(Stored items from a collection)
** start **

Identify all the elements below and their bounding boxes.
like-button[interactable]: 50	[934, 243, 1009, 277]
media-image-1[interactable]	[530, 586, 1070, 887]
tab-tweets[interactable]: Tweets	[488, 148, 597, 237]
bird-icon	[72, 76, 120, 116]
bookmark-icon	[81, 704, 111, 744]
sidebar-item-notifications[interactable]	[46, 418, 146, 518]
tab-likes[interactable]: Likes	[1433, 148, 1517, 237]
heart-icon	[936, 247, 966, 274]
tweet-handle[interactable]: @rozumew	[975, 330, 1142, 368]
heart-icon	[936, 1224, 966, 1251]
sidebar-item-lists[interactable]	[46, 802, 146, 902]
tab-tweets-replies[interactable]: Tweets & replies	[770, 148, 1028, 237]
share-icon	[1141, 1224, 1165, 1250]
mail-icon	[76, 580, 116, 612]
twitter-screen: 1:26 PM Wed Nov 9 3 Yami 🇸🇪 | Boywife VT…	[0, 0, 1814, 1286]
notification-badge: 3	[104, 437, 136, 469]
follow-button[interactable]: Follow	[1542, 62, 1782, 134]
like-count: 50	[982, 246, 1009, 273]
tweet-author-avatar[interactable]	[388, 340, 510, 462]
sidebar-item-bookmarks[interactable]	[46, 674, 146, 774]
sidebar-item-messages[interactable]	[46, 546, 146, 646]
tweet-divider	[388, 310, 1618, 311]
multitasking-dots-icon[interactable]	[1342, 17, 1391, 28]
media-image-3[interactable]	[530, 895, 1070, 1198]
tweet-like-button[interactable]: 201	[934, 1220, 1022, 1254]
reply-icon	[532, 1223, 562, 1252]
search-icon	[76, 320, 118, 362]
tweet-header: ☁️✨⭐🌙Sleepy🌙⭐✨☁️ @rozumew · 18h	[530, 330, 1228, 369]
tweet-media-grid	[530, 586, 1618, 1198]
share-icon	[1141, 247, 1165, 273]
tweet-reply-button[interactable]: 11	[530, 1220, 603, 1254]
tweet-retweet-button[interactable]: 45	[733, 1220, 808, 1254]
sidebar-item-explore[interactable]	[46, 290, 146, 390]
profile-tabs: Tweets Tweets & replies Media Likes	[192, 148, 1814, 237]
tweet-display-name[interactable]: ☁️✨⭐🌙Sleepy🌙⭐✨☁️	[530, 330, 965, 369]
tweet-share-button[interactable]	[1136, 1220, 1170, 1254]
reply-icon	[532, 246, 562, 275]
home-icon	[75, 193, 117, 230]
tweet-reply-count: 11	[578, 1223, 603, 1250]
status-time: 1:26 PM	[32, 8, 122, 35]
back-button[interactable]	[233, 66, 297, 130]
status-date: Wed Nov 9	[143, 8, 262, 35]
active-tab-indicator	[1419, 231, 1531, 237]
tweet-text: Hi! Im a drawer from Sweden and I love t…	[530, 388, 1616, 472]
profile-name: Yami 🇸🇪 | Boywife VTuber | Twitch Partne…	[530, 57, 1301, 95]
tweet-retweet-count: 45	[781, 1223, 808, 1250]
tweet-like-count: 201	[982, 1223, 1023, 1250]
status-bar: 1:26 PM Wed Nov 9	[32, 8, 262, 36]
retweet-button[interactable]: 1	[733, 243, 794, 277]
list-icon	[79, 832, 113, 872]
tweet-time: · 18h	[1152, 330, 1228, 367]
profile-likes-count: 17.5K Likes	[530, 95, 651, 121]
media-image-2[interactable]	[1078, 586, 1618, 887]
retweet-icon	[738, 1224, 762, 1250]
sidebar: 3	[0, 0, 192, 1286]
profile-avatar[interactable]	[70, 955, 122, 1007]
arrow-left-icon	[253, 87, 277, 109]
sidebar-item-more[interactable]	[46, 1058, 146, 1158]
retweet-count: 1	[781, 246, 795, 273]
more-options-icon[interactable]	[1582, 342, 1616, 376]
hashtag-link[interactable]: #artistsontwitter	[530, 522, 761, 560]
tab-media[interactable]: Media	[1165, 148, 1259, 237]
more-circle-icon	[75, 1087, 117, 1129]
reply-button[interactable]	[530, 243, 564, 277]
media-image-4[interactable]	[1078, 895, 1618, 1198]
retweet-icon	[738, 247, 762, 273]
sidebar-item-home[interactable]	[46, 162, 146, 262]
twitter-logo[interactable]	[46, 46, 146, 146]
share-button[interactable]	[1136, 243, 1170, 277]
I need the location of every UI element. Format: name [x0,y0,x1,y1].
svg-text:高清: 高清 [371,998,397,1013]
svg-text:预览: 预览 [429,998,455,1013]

** end **

Return every line of the data above without any changes.

> _Result_
Identify all the elements below and their bounding boxes.
like-button[interactable]: 50	[934, 243, 1009, 277]
media-image-1[interactable]	[530, 586, 1070, 887]
tab-tweets[interactable]: Tweets	[488, 148, 597, 237]
bird-icon	[72, 76, 120, 116]
bookmark-icon	[81, 704, 111, 744]
sidebar-item-notifications[interactable]	[46, 418, 146, 518]
tab-likes[interactable]: Likes	[1433, 148, 1517, 237]
heart-icon	[936, 247, 966, 274]
tweet-handle[interactable]: @rozumew	[975, 330, 1142, 368]
heart-icon	[936, 1224, 966, 1251]
sidebar-item-lists[interactable]	[46, 802, 146, 902]
tab-tweets-replies[interactable]: Tweets & replies	[770, 148, 1028, 237]
share-icon	[1141, 1224, 1165, 1250]
mail-icon	[76, 580, 116, 612]
twitter-screen: 1:26 PM Wed Nov 9 3 Yami 🇸🇪 | Boywife VT…	[0, 0, 1814, 1286]
notification-badge: 3	[104, 437, 136, 469]
follow-button[interactable]: Follow	[1542, 62, 1782, 134]
like-count: 50	[982, 246, 1009, 273]
tweet-author-avatar[interactable]	[388, 340, 510, 462]
sidebar-item-bookmarks[interactable]	[46, 674, 146, 774]
sidebar-item-messages[interactable]	[46, 546, 146, 646]
tweet-divider	[388, 310, 1618, 311]
multitasking-dots-icon[interactable]	[1342, 17, 1391, 28]
media-image-3[interactable]	[530, 895, 1070, 1198]
tweet-like-button[interactable]: 201	[934, 1220, 1022, 1254]
reply-icon	[532, 1223, 562, 1252]
search-icon	[76, 320, 118, 362]
tweet-header: ☁️✨⭐🌙Sleepy🌙⭐✨☁️ @rozumew · 18h	[530, 330, 1228, 369]
tweet-media-grid	[530, 586, 1618, 1198]
share-icon	[1141, 247, 1165, 273]
tweet-reply-button[interactable]: 11	[530, 1220, 603, 1254]
tweet-retweet-button[interactable]: 45	[733, 1220, 808, 1254]
sidebar-item-explore[interactable]	[46, 290, 146, 390]
profile-tabs: Tweets Tweets & replies Media Likes	[192, 148, 1814, 237]
tweet-display-name[interactable]: ☁️✨⭐🌙Sleepy🌙⭐✨☁️	[530, 330, 965, 369]
tweet-share-button[interactable]	[1136, 1220, 1170, 1254]
reply-icon	[532, 246, 562, 275]
home-icon	[75, 193, 117, 230]
tweet-reply-count: 11	[578, 1223, 603, 1250]
status-time: 1:26 PM	[32, 8, 122, 35]
back-button[interactable]	[233, 66, 297, 130]
status-date: Wed Nov 9	[143, 8, 262, 35]
active-tab-indicator	[1419, 231, 1531, 237]
tweet-text: Hi! Im a drawer from Sweden and I love t…	[530, 388, 1616, 472]
profile-name: Yami 🇸🇪 | Boywife VTuber | Twitch Partne…	[530, 57, 1301, 95]
tweet-retweet-count: 45	[781, 1223, 808, 1250]
tweet-like-count: 201	[982, 1223, 1023, 1250]
status-bar: 1:26 PM Wed Nov 9	[32, 8, 262, 36]
retweet-button[interactable]: 1	[733, 243, 794, 277]
list-icon	[79, 832, 113, 872]
tweet-time: · 18h	[1152, 330, 1228, 367]
profile-likes-count: 17.5K Likes	[530, 95, 651, 121]
media-image-2[interactable]	[1078, 586, 1618, 887]
retweet-icon	[738, 1224, 762, 1250]
sidebar: 3	[0, 0, 192, 1286]
profile-avatar[interactable]	[70, 955, 122, 1007]
arrow-left-icon	[253, 87, 277, 109]
sidebar-item-more[interactable]	[46, 1058, 146, 1158]
retweet-count: 1	[781, 246, 795, 273]
more-options-icon[interactable]	[1582, 342, 1616, 376]
hashtag-link[interactable]: #artistsontwitter	[530, 522, 761, 560]
tab-media[interactable]: Media	[1165, 148, 1259, 237]
more-circle-icon	[75, 1087, 117, 1129]
reply-button[interactable]	[530, 243, 564, 277]
media-image-4[interactable]	[1078, 895, 1618, 1198]
retweet-icon	[738, 247, 762, 273]
sidebar-item-home[interactable]	[46, 162, 146, 262]
twitter-logo[interactable]	[46, 46, 146, 146]
share-button[interactable]	[1136, 243, 1170, 277]
I need the location of every UI element. Format: name [x0,y0,x1,y1].
svg-text:高清: 高清 [371,998,397,1013]
svg-text:预览: 预览 [429,998,455,1013]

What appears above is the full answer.